:: Selected passage ::
OPINION
A jury found the defendant, Emmanuel Barbosa, guilty of the following felonies: (1) felony assault; (2) carrying a pistol without a license; and (3) possession of a firearm after previous conviction of a crime of violence. With respect to those three counts, the defendant received an aggregate sentence of twenty years imprisonment, with ten years to serve at the Adult Correctional Institutions and ten years suspended, with probation. In addition, he received a consecutive sentence of five years imprisonment without the possibility of parole as a consequence of his status as a habitual criminal pursuant to G.L.1956 § 12-19-21.
The defendant has appealed to this Court, contending (1) that the trial justice erred in refusing to pass the case and declare a mistrial after a particular portion of the prosecution’s redirect examination of a witness elicited an implication that defendant had intimidated the witness and (2) that the trial justice abused his discretion in denying defendant’s request for a continuance of the trial date due to the unavailability of a particular defense witness.
This case came before this Court on September 25, 2006, pursuant to an order directing the parties to appear and show cause why the issues raised in this appeal should not be summarily decided. Having *1002considered the record, the briefs filed by the parties, and the oral arguments, we are of the opinion that cause has not been shown and that this case should be decided without further briefing or argument. For the reasons set forth in this opinion, we deny the appeal and affirm the judgment of the Superior Court.
Facts and Travel
The defendant was charged with felony assault, carrying a pistol without a license, and possession of a firearm after previous conviction of a crime of violence. On May 10, 2004, the day the trial was scheduled to begin, defendant requested a continuance based on the unavailability of one Maria Morales, a person whom defendant said he planned to call as a witness. The trial justice denied this request; he impaneled a jury that afternoon and began the trial the next morning. Testimony from the various witnesses during the trial elicited the following facts.
On June 25, 2003, at approximately 7:30 p.m., Joseph Volpe was driving down Eastwood Avenue in Providence with his car windows open. Mr. Volpe was accompanied by his girlfriend, who was seated in the front passenger seat; he was also accompanied by Ivan Calderon1 and his wife, who were both seated in the back seat of the car. As Mr. Volpe proceeded down Eastwood Avenue, his car hit a dog owned by defendant.
At trial, Mr. Volpe testified that; after he hit the dog, he turned his vehicle around and heard defendant shout twice, “You hit my dog.” The defendant then approached Mr. Volpe’s car and said once again, ‘You hit my dog.” Mr. Volpe apologized, saying, “I’m sorry, but you should have had your dog on a leash.” Mr. Volpe further testified that defendant then pulled out of his shorts a black .9 millimeter gun with a brown handle and pointed it at Mr. Volpe’s head through the open car window while saying, “I could hurt you” and “I could kill you.”

:: Data records ::
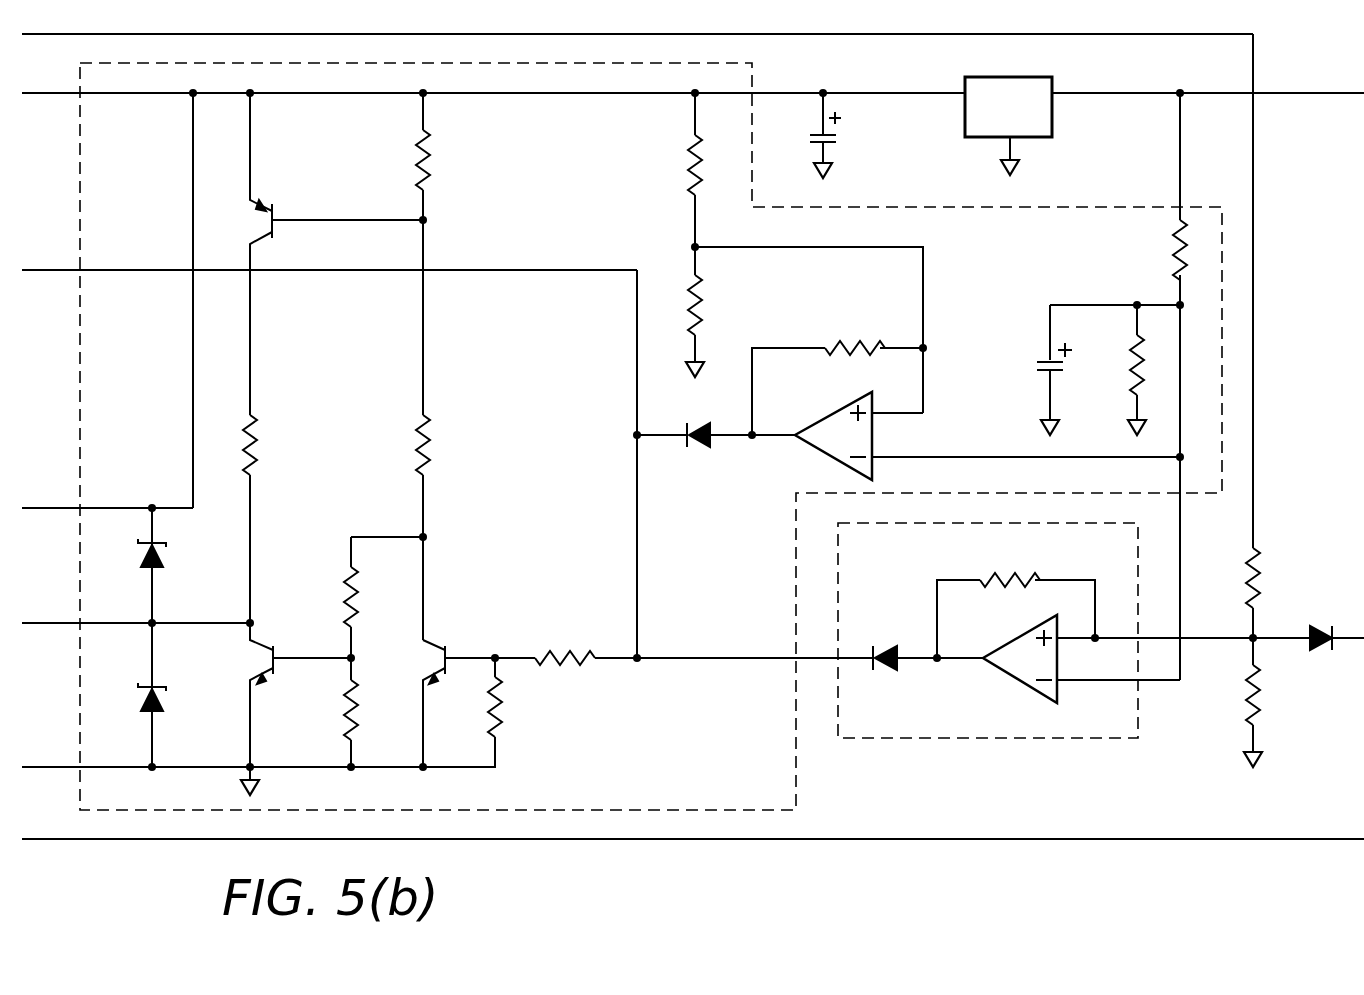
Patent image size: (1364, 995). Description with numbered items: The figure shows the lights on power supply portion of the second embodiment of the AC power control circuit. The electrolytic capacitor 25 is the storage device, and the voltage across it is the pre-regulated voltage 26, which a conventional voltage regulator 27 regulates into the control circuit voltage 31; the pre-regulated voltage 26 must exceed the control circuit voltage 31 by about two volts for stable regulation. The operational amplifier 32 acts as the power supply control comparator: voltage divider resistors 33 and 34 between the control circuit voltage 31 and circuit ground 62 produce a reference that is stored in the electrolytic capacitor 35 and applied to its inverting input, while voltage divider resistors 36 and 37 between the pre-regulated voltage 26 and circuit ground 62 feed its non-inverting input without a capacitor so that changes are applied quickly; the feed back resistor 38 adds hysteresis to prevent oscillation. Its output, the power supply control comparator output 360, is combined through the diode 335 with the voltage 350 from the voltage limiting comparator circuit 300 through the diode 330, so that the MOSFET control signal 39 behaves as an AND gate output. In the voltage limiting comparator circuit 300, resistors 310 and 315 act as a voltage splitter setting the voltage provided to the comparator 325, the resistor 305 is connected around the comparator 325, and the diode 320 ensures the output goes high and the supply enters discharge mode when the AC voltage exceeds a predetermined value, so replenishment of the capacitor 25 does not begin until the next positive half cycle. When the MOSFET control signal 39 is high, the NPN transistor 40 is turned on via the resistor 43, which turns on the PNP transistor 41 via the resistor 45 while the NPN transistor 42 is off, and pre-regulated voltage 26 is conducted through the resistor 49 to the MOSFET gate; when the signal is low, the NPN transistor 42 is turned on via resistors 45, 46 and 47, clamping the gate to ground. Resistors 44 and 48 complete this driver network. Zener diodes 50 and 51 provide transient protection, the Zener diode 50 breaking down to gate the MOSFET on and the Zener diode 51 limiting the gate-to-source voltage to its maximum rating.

The electrolytic capacitor 25 is at (836, 142).
The pre-regulated voltage 26 is at (778, 92).
The voltage regulator 27 is at (1052, 118).
The control circuit voltage 31 is at (1315, 92).
The operational amplifier 32 is at (812, 456).
The voltage divider resistor 33 is at (1178, 250).
The voltage divider resistor 34 is at (1135, 372).
The electrolytic capacitor 35 is at (1040, 372).
The voltage divider resistor 36 is at (693, 162).
The voltage divider resistor 37 is at (703, 310).
The feed back resistor 38 is at (853, 346).
The MOSFET control signal 39 is at (637, 565).
The NPN transistor 40 is at (448, 660).
The PNP transistor 41 is at (276, 235).
The NPN transistor 42 is at (275, 660).
The resistor 43 is at (570, 655).
The resistor 44 is at (498, 710).
The resistor 45 is at (428, 460).
The resistor 46 is at (428, 172).
The resistor 47 is at (348, 600).
The resistor 48 is at (348, 700).
The resistor 49 is at (255, 465).
The Zener diode 50 is at (160, 558).
The Zener diode 51 is at (148, 705).
The circuit ground 62 is at (205, 767).
The voltage limiting comparator circuit 300 is at (906, 556).
The resistor 305 is at (1015, 578).
The resistor 310 is at (1256, 560).
The resistor 315 is at (1256, 720).
The diode 320 is at (1318, 630).
The comparator 325 is at (997, 680).
The diode 330 is at (880, 668).
The diode 335 is at (690, 450).
The voltage 350 is at (958, 578).
The power supply control comparator output 360 is at (790, 348).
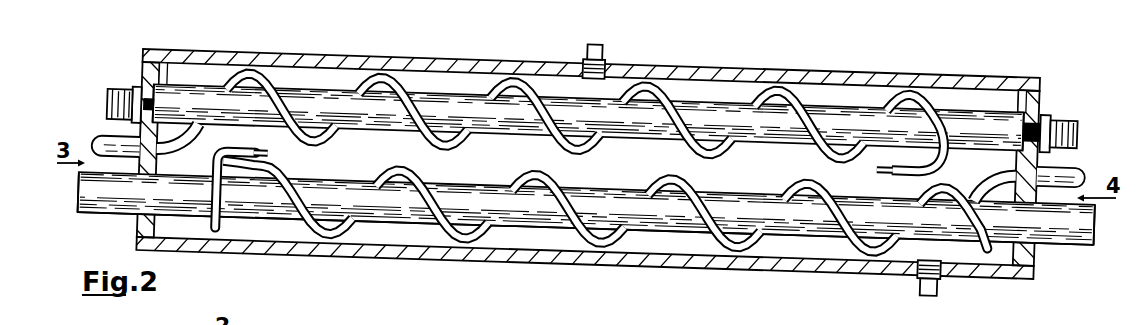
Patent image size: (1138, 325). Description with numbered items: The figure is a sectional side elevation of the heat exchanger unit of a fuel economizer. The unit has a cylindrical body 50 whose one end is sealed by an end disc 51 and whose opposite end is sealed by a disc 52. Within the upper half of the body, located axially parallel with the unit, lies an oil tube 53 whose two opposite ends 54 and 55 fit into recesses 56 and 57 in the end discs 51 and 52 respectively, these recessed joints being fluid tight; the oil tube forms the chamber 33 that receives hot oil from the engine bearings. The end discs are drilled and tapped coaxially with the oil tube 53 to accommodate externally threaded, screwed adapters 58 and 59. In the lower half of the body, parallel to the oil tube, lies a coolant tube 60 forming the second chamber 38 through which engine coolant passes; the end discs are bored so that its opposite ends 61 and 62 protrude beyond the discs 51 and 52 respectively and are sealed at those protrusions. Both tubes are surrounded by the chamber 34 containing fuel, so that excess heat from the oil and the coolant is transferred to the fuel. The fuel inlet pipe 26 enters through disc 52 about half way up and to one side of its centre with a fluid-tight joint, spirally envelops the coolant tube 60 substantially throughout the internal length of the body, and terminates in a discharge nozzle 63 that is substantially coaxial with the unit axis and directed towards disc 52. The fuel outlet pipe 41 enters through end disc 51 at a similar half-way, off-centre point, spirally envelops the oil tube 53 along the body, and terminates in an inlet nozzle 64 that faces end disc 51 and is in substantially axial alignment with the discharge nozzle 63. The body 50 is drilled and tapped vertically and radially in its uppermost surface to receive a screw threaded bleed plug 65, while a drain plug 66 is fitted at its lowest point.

The fuel inlet pipe 26 is at (1072, 170).
The chamber 33 is at (322, 108).
The chamber 34 is at (620, 178).
The second chamber 38 is at (523, 208).
The fuel outlet pipe 41 is at (97, 139).
The cylindrical body 50 is at (798, 69).
The end disc 51 is at (143, 74).
The disc 52 is at (1043, 102).
The oil tube 53 is at (704, 100).
The oil tube end 54 is at (173, 84).
The oil tube end 55 is at (1001, 110).
The recess 56 is at (159, 61).
The recess 57 is at (1028, 113).
The screwed adapter 58 is at (135, 90).
The screwed adapter 59 is at (1057, 115).
The coolant tube 60 is at (408, 222).
The coolant tube end 61 is at (111, 214).
The coolant tube end 62 is at (1057, 244).
The discharge nozzle 63 is at (262, 153).
The inlet nozzle 64 is at (876, 173).
The bleed plug 65 is at (604, 49).
The drain plug 66 is at (939, 294).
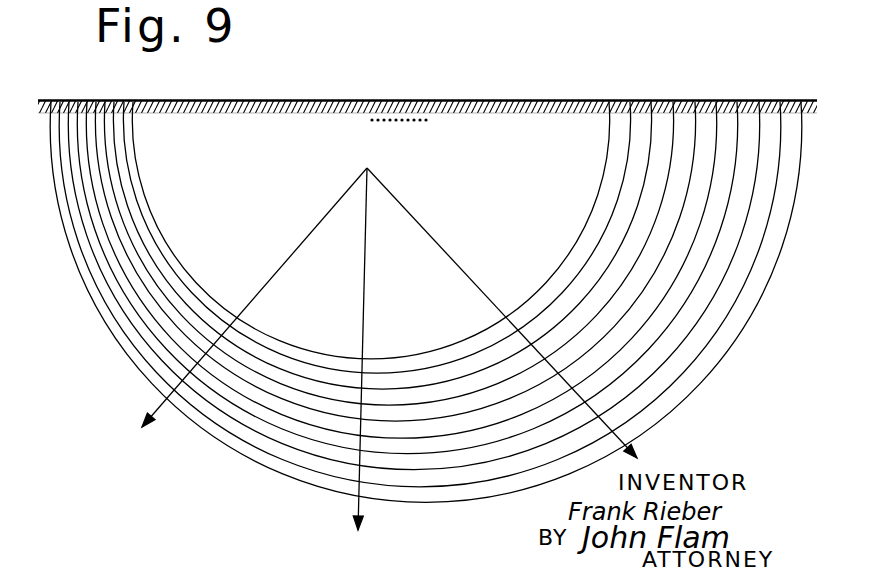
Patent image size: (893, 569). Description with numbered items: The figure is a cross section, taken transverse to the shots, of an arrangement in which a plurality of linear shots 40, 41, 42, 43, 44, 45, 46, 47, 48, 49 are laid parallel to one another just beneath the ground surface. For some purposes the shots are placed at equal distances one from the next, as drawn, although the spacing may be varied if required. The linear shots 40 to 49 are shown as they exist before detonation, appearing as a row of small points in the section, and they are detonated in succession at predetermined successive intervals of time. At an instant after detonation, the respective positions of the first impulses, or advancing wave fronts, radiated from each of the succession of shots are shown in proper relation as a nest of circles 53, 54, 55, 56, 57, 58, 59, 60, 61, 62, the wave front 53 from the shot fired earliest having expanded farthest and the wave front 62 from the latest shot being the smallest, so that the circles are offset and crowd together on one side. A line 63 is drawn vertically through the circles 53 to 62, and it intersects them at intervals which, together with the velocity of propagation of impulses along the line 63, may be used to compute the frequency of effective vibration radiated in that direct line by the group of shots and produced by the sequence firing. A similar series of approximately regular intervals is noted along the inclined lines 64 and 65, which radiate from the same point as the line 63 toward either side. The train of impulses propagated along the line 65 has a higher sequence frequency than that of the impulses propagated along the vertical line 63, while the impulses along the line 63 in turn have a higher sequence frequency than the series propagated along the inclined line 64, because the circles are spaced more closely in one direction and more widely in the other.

:: Tasks for this exercise ::
A - In the court opinion, whom did the defendant say he planned to call as a witness when he requested a continuance?
B - Write the next part of the court opinion, beginning after its last sentence.
The lines have nothing to do with the court opinion.

:: Answers below ::
A - Maria Morales.

B -
During the prosecution’s case-in-chief, Mr. Calderon, one of Mr. Volpe’s back seat passengers, testified that defendant approached Mr. Volpe’s car with a piece of paper in his hands, shouting, “I’m going to call the police” and ‘You hit my dog.” Mr. Calderon denied that he had observed defendant pull a gun out of his pocket and point it at Mr. Volpe that night, which testimony contradicted a statement that he had given to the police on the night of the incident.2
A defense witness, Noemi Ares, who was sitting on the porch of her house on Eastwood Avenue on June 25, 2003, testified that she observed Mr. Volpe’s car hit defendant’s dog and that she never saw defendant with a gun that night. Ms. Ares acknowledged that she had been involved in an on-and-off relationship with defendant and that they had had a child together. She also admitted that, before testifying, she had discussed her recollection of the night in question with defendant. Ms. Ares said that Maria Morales, another adult witness present that night, wrote down the license plate number of Mr. Volpe’s vehicle and gave it to defendant. *1003Ms. Morales was unavailable to testify at trial because she was in Puerto Rico with her ill mother.
The defendant testified in his own defense that he was angry when Mr. Volpe hit his dog and that he approached Mr. Volpe’s vehicle to yell at him. The defendant stated that he pulled his prescription sunglasses out of the left pocket of his jeans and that he held a piece of paper containing Mr. Volpe’s license plate number in his right hand as he was advancing toward the ear. The defendant admitted to uttering the following words: “I should punch you in the jaw * * But, he denied consummating any such battery; he also denied threatening Mr. Volpe with a gun or even having a gun in his possession that night.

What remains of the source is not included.